Short exercise: Check each line of the records below and collect those that include the word "this".

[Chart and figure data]
####
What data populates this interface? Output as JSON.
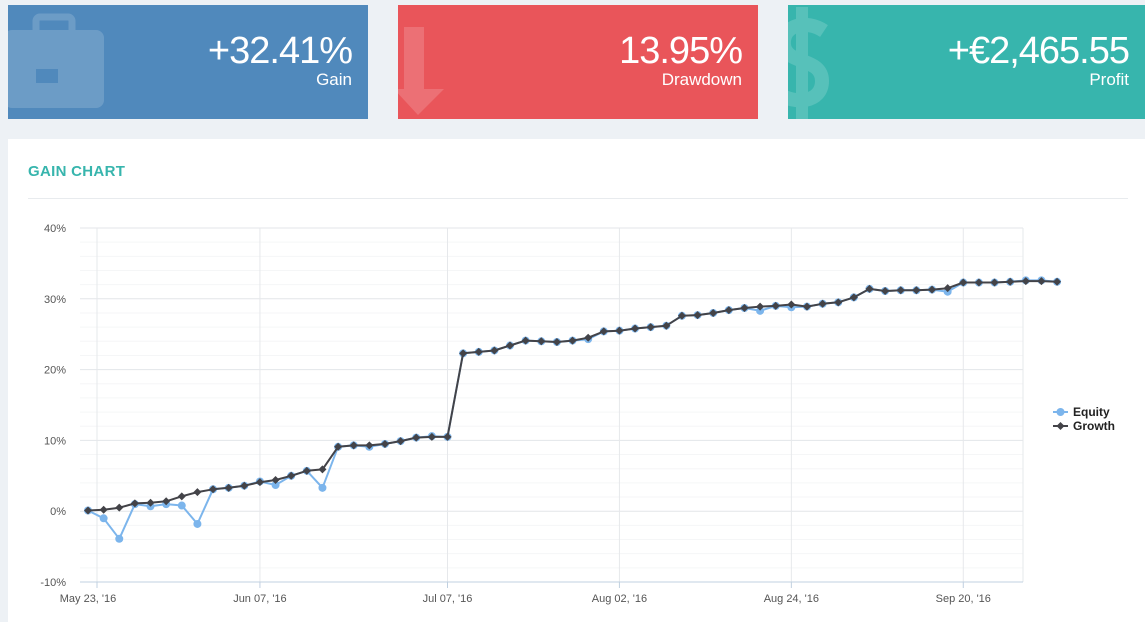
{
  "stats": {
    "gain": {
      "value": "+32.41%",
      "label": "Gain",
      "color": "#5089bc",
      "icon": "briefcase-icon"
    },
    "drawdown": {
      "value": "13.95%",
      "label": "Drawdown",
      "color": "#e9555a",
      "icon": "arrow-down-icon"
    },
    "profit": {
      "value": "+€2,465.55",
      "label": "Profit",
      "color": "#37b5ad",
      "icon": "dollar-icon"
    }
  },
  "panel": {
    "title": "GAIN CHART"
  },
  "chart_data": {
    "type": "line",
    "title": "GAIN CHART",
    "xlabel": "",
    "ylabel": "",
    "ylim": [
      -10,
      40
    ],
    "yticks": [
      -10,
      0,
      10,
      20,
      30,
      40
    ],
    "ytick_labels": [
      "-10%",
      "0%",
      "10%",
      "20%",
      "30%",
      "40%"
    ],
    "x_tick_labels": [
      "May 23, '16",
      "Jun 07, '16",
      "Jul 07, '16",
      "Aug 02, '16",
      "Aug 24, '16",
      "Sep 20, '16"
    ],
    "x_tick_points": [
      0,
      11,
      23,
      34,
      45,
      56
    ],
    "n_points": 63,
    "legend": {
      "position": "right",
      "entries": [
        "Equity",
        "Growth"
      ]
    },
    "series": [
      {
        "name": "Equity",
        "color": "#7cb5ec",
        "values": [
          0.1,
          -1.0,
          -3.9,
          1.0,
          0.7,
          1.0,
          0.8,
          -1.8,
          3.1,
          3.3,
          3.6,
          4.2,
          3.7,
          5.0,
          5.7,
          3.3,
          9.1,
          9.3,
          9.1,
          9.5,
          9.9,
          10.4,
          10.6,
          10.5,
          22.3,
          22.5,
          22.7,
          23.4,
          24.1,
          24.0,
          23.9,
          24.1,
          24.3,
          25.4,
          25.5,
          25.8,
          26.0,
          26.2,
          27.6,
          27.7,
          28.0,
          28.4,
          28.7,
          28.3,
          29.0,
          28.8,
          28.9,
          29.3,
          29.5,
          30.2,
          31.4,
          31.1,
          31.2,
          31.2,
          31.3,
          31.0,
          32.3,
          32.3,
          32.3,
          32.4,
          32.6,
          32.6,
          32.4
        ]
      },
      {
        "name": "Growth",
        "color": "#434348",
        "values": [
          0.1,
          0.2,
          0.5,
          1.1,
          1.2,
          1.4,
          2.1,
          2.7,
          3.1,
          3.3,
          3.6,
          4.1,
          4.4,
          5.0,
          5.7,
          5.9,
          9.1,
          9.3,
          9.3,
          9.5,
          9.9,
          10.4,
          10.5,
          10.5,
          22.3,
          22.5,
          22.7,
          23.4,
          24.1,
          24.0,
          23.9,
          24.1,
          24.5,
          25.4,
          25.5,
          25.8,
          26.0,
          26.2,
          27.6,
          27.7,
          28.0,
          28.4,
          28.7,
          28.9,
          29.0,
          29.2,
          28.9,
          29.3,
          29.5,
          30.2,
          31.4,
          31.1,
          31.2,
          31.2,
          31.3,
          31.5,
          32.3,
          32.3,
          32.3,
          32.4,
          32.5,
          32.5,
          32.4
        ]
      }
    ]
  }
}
####
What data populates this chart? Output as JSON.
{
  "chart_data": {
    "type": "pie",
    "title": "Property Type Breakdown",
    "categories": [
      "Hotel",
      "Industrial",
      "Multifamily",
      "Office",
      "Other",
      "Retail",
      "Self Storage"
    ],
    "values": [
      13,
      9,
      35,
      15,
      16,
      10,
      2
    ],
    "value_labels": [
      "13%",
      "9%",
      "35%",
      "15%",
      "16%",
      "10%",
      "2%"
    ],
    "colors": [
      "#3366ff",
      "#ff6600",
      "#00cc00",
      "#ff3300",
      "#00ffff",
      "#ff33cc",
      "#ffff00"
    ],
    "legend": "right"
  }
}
####
Task output:
What data populates this interface? Output as JSON.
What data populates this chart? Output as JSON.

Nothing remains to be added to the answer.